DO THIS:
Return the material word for word. Do not include pictures.

# # #

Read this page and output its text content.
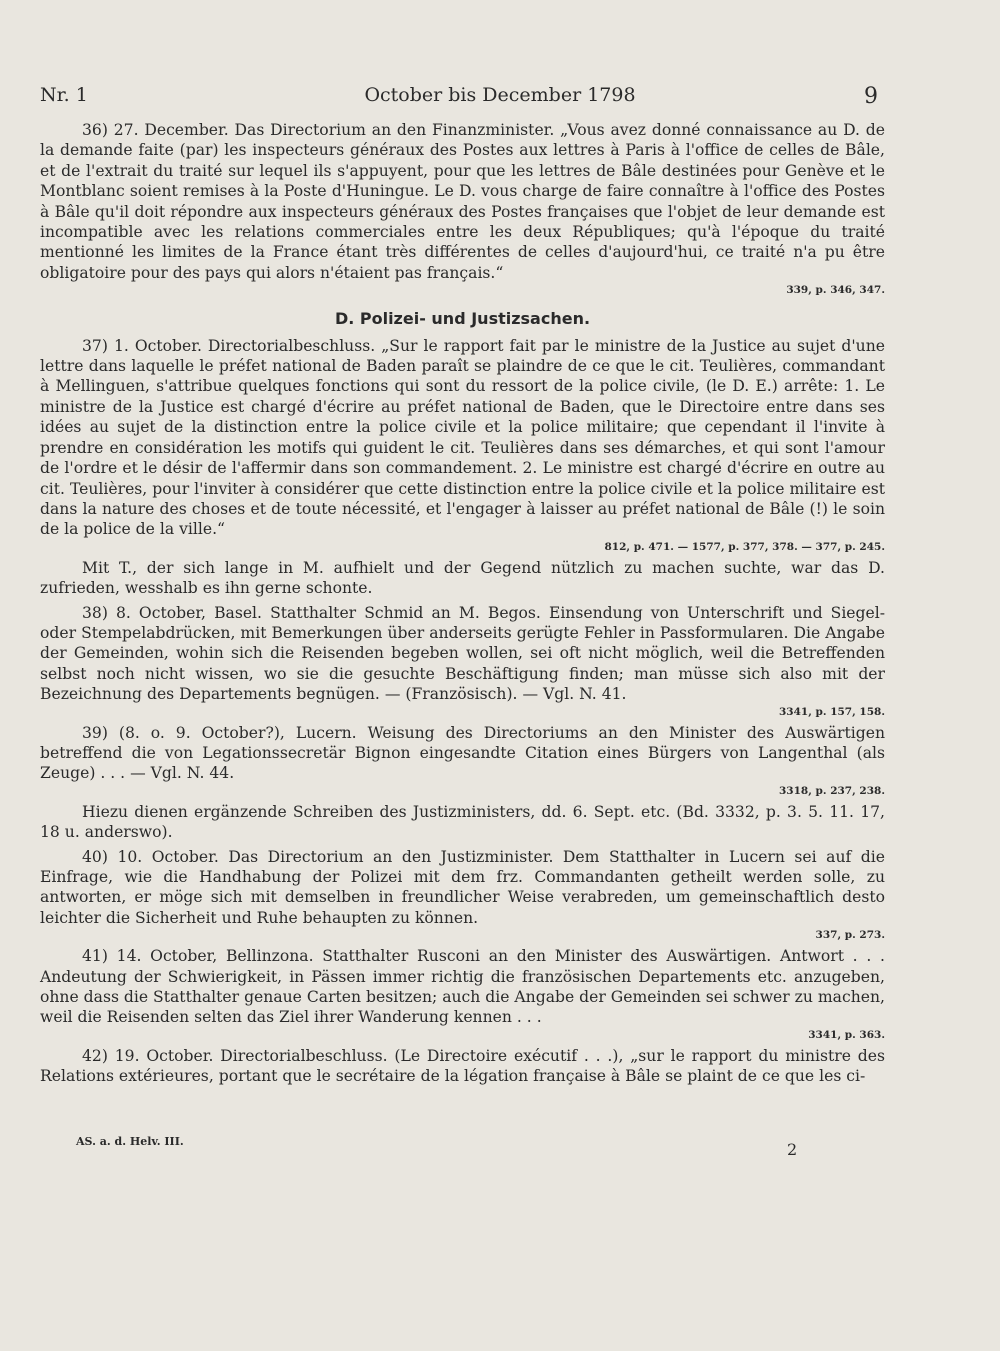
Nr. 1	October bis December 1798	9

36) 27. December. Das Directorium an den Finanzminister. „Vous avez donné connaissance au D. de la demande faite (par) les inspecteurs généraux des Postes aux lettres à Paris à l'office de celles de Bâle, et de l'extrait du traité sur lequel ils s'appuyent, pour que les lettres de Bâle destinées pour Genève et le Montblanc soient remises à la Poste d'Huningue. Le D. vous charge de faire connaître à l'office des Postes à Bâle qu'il doit répondre aux inspecteurs généraux des Postes françaises que l'objet de leur demande est incompatible avec les relations commerciales entre les deux Républiques; qu'à l'époque du traité mentionné les limites de la France étant très différentes de celles d'aujourd'hui, ce traité n'a pu être obligatoire pour des pays qui alors n'étaient pas français.“

339, p. 346, 347.
D. Polizei- und Justizsachen.

37) 1. October. Directorialbeschluss. „Sur le rapport fait par le ministre de la Justice au sujet d'une lettre dans laquelle le préfet national de Baden paraît se plaindre de ce que le cit. Teulières, commandant à Mellinguen, s'attribue quelques fonctions qui sont du ressort de la police civile, (le D. E.) arrête: 1. Le ministre de la Justice est chargé d'écrire au préfet national de Baden, que le Directoire entre dans ses idées au sujet de la distinction entre la police civile et la police militaire; que cependant il l'invite à prendre en considération les motifs qui guident le cit. Teulières dans ses démarches, et qui sont l'amour de l'ordre et le désir de l'affermir dans son commandement. 2. Le ministre est chargé d'écrire en outre au cit. Teulières, pour l'inviter à considérer que cette distinction entre la police civile et la police militaire est dans la nature des choses et de toute nécessité, et l'engager à laisser au préfet national de Bâle (!) le soin de la police de la ville.“

812, p. 471. — 1577, p. 377, 378. — 377, p. 245.

Mit T., der sich lange in M. aufhielt und der Gegend nützlich zu machen suchte, war das D. zufrieden, wesshalb es ihn gerne schonte.

38) 8. October, Basel. Statthalter Schmid an M. Begos. Einsendung von Unterschrift und Siegel- oder Stempelabdrücken, mit Bemerkungen über anderseits gerügte Fehler in Passformularen. Die Angabe der Gemeinden, wohin sich die Reisenden begeben wollen, sei oft nicht möglich, weil die Betreffenden selbst noch nicht wissen, wo sie die gesuchte Beschäftigung finden; man müsse sich also mit der Bezeichnung des Departements begnügen. — (Französisch). — Vgl. N. 41.

3341, p. 157, 158.

39) (8. o. 9. October?), Lucern. Weisung des Directoriums an den Minister des Auswärtigen betreffend die von Legationssecretär Bignon eingesandte Citation eines Bürgers von Langenthal (als Zeuge) . . . — Vgl. N. 44.

3318, p. 237, 238.

Hiezu dienen ergänzende Schreiben des Justizministers, dd. 6. Sept. etc. (Bd. 3332, p. 3. 5. 11. 17, 18 u. anderswo).

40) 10. October. Das Directorium an den Justizminister. Dem Statthalter in Lucern sei auf die Einfrage, wie die Handhabung der Polizei mit dem frz. Commandanten getheilt werden solle, zu antworten, er möge sich mit demselben in freundlicher Weise verabreden, um gemeinschaftlich desto leichter die Sicherheit und Ruhe behaupten zu können.

337, p. 273.

41) 14. October, Bellinzona. Statthalter Rusconi an den Minister des Auswärtigen. Antwort . . . Andeutung der Schwierigkeit, in Pässen immer richtig die französischen Departements etc. anzugeben, ohne dass die Statthalter genaue Carten besitzen; auch die Angabe der Gemeinden sei schwer zu machen, weil die Reisenden selten das Ziel ihrer Wanderung kennen . . .

3341, p. 363.

42) 19. October. Directorialbeschluss. (Le Directoire exécutif . . .), „sur le rapport du ministre des Relations extérieures, portant que le secrétaire de la légation française à Bâle se plaint de ce que les ci-

AS. a. d. Helv. III.	2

# # #

FINISHED EXERCISE:
Read this page and output its text content.
Nr. 1	October bis December 1798	9

36) 27. December. Das Directorium an den Finanzminister. „Vous avez donné connaissance au D. de la demande faite (par) les inspecteurs généraux des Postes aux lettres à Paris à l'office de celles de Bâle, et de l'extrait du traité sur lequel ils s'appuyent, pour que les lettres de Bâle destinées pour Genève et le Montblanc soient remises à la Poste d'Huningue. Le D. vous charge de faire connaître à l'office des Postes à Bâle qu'il doit répondre aux inspecteurs généraux des Postes françaises que l'objet de leur demande est incompatible avec les relations commerciales entre les deux Républiques; qu'à l'époque du traité mentionné les limites de la France étant très différentes de celles d'aujourd'hui, ce traité n'a pu être obligatoire pour des pays qui alors n'étaient pas français.“

339, p. 346, 347.
D. Polizei- und Justizsachen.

37) 1. October. Directorialbeschluss. „Sur le rapport fait par le ministre de la Justice au sujet d'une lettre dans laquelle le préfet national de Baden paraît se plaindre de ce que le cit. Teulières, commandant à Mellinguen, s'attribue quelques fonctions qui sont du ressort de la police civile, (le D. E.) arrête: 1. Le ministre de la Justice est chargé d'écrire au préfet national de Baden, que le Directoire entre dans ses idées au sujet de la distinction entre la police civile et la police militaire; que cependant il l'invite à prendre en considération les motifs qui guident le cit. Teulières dans ses démarches, et qui sont l'amour de l'ordre et le désir de l'affermir dans son commandement. 2. Le ministre est chargé d'écrire en outre au cit. Teulières, pour l'inviter à considérer que cette distinction entre la police civile et la police militaire est dans la nature des choses et de toute nécessité, et l'engager à laisser au préfet national de Bâle (!) le soin de la police de la ville.“

812, p. 471. — 1577, p. 377, 378. — 377, p. 245.

Mit T., der sich lange in M. aufhielt und der Gegend nützlich zu machen suchte, war das D. zufrieden, wesshalb es ihn gerne schonte.

38) 8. October, Basel. Statthalter Schmid an M. Begos. Einsendung von Unterschrift und Siegel- oder Stempelabdrücken, mit Bemerkungen über anderseits gerügte Fehler in Passformularen. Die Angabe der Gemeinden, wohin sich die Reisenden begeben wollen, sei oft nicht möglich, weil die Betreffenden selbst noch nicht wissen, wo sie die gesuchte Beschäftigung finden; man müsse sich also mit der Bezeichnung des Departements begnügen. — (Französisch). — Vgl. N. 41.

3341, p. 157, 158.

39) (8. o. 9. October?), Lucern. Weisung des Directoriums an den Minister des Auswärtigen betreffend die von Legationssecretär Bignon eingesandte Citation eines Bürgers von Langenthal (als Zeuge) . . . — Vgl. N. 44.

3318, p. 237, 238.

Hiezu dienen ergänzende Schreiben des Justizministers, dd. 6. Sept. etc. (Bd. 3332, p. 3. 5. 11. 17, 18 u. anderswo).

40) 10. October. Das Directorium an den Justizminister. Dem Statthalter in Lucern sei auf die Einfrage, wie die Handhabung der Polizei mit dem frz. Commandanten getheilt werden solle, zu antworten, er möge sich mit demselben in freundlicher Weise verabreden, um gemeinschaftlich desto leichter die Sicherheit und Ruhe behaupten zu können.

337, p. 273.

41) 14. October, Bellinzona. Statthalter Rusconi an den Minister des Auswärtigen. Antwort . . . Andeutung der Schwierigkeit, in Pässen immer richtig die französischen Departements etc. anzugeben, ohne dass die Statthalter genaue Carten besitzen; auch die Angabe der Gemeinden sei schwer zu machen, weil die Reisenden selten das Ziel ihrer Wanderung kennen . . .

3341, p. 363.

42) 19. October. Directorialbeschluss. (Le Directoire exécutif . . .), „sur le rapport du ministre des Relations extérieures, portant que le secrétaire de la légation française à Bâle se plaint de ce que les ci-

AS. a. d. Helv. III.	2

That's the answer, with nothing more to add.